# Problem 1:
From the article on the Mapleton tax study, copy the passage word for word. Begin at the words "Wellington Federation of Agriculture conducts" and stop after "study in Mapleton.".
# Problem 2:
In the article on the Mapleton tax study, rewrite the paragraph beginning "They have the largest percentage of farms" as a short bulleted list that keeps its main facts.

# Text provided:
Wellington Federation of Agriculture conducts tax revenue/use study in Mapleton

·3 min read

The Wellington Federation of Agriculture (WFA), in partnership with the Ontario Federation of Agriculture (OFA), is currently doing a cost of community service study in Mapleton.

Cost of community service studies show that the tax consequences of different land uses vary significantly, in terms of both tax revenues received and local government services expenses incurred.

In other words, certain lands have different tax consequences and some lands may produce more revenue than others; whatever revenue the municipality get from that tax class – residential versus farmland versus industrial versus commercial – will be put toward at its own class.

So, residential tax rates will be put toward residential uses, and so forth.

WFA's study looks at farmland and the taxes that that land brings in for the local government, and what kind of services the municipality can offer using farmland taxes for the agriculture tax class.

However, an important aspect to note is that houses on farms are taxed using residential rates, as is one acre of the land a house sits on.

Janet Harrop, president of the WFA, spoke with EloraFergusToday about the importance of the study, harping on the value of the agriculture tax class within Wellington County, specifically the Township of Mapleton.

“The reason we have been advocating on doing this study at Mapleton is because Mapleton is the largest economic driver of agriculture in Wellington County,” said Harrop.

“They have the largest percentage of farms in the county, and they also have two fairly small urban centres. In terms of a tax revenue perspective, the municipality is put at a disadvantage when it comes to receiving dollars from the Ontario municipal partnership fund transfer dollars because the township has additional farmland they cannot use to repair or build roads and bridges.”

Harrop explained that WFA is trying to show the value of the different tax classes through the study.

# Data to examine:

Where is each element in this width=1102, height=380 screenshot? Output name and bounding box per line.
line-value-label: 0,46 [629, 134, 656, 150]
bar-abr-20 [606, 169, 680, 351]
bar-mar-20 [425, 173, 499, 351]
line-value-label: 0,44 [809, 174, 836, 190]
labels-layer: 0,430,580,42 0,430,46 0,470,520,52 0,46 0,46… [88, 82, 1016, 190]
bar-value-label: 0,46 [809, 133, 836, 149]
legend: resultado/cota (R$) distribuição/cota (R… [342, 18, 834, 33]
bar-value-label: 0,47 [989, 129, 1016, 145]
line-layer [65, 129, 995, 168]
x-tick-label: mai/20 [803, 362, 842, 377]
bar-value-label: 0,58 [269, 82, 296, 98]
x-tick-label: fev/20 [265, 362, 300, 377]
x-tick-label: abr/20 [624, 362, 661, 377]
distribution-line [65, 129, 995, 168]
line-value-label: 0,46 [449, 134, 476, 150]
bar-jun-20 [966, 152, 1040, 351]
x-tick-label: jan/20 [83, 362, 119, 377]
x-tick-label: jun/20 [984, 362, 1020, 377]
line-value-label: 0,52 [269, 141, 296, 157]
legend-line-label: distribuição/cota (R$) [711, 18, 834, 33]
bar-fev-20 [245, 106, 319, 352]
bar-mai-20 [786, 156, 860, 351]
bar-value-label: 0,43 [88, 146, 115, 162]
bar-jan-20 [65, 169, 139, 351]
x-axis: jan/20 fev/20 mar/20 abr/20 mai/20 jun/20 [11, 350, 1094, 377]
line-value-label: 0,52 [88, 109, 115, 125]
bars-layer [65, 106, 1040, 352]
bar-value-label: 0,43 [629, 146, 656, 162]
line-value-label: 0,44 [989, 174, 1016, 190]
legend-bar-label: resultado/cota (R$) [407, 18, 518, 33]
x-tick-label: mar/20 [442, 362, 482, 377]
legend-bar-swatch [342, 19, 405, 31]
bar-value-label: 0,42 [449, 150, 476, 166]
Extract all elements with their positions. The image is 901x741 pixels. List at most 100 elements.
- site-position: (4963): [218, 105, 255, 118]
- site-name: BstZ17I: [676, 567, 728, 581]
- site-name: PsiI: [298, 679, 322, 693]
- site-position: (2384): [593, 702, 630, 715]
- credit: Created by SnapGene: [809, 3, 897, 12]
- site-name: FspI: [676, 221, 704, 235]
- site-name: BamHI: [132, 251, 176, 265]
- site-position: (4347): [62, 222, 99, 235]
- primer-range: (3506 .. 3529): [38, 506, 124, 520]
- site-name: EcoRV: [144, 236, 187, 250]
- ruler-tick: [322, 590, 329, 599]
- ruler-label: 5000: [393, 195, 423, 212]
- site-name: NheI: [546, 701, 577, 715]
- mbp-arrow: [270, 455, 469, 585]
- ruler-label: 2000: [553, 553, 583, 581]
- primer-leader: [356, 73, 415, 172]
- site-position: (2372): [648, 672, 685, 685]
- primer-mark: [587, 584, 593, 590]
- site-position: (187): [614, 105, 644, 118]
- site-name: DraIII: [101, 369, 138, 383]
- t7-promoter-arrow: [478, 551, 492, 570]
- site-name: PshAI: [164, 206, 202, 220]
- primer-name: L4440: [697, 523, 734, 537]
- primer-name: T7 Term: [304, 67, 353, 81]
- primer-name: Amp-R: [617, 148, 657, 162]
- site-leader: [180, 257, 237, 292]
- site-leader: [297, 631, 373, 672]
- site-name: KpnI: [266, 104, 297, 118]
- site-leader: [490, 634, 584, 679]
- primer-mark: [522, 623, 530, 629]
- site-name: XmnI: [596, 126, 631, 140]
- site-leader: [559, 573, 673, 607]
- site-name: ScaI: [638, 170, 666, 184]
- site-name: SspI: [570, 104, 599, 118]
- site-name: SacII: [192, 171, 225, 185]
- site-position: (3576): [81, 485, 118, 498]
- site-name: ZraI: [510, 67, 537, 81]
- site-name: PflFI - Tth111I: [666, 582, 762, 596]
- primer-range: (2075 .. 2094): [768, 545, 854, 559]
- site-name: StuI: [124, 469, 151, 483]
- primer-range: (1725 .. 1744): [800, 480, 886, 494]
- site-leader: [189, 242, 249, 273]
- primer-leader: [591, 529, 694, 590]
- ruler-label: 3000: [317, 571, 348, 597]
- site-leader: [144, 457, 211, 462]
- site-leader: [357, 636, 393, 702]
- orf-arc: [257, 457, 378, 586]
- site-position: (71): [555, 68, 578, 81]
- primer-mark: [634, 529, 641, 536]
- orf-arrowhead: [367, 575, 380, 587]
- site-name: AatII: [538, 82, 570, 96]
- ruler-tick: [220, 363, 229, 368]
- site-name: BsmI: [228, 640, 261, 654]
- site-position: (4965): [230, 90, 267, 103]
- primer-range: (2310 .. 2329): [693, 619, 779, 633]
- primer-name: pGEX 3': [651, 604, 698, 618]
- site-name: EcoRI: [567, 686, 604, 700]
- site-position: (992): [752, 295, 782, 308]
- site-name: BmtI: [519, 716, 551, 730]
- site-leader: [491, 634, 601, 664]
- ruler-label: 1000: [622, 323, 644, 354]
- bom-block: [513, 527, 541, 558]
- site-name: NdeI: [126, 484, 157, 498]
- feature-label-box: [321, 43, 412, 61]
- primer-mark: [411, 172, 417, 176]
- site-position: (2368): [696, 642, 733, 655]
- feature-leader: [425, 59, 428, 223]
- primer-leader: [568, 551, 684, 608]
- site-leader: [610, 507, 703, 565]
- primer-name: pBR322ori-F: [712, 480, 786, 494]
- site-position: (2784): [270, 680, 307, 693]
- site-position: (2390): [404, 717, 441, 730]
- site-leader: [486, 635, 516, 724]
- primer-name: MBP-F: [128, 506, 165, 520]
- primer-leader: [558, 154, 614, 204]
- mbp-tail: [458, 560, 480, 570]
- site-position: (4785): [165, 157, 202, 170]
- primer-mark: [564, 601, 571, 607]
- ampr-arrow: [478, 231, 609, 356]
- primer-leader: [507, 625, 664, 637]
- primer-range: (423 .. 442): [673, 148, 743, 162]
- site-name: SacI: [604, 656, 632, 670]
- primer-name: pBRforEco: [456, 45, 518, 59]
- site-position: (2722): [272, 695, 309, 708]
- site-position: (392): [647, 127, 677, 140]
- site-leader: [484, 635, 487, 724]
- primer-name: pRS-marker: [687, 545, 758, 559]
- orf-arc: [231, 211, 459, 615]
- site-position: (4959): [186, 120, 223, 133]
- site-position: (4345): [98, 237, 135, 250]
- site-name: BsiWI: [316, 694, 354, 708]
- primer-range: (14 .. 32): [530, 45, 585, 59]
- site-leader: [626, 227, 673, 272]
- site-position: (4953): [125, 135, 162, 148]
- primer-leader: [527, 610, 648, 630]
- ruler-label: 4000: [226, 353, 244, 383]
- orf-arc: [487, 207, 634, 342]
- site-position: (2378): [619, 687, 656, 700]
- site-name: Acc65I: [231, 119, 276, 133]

# Response 1:
Wellington Federation of Agriculture conducts tax revenue/use study in Mapleton

·3 min read

The Wellington Federation of Agriculture (WFA), in partnership with the Ontario Federation of Agriculture (OFA), is currently doing a cost of community service study in Mapleton.

# Response 2:
According to Harrop, Mapleton:
- has the largest percentage of farms in the county
- has two fairly small urban centers
- is at a disadvantage in receiving Ontario municipal partnership fund transfer dollars, because it has additional farmland it cannot use to repair or build roads and bridges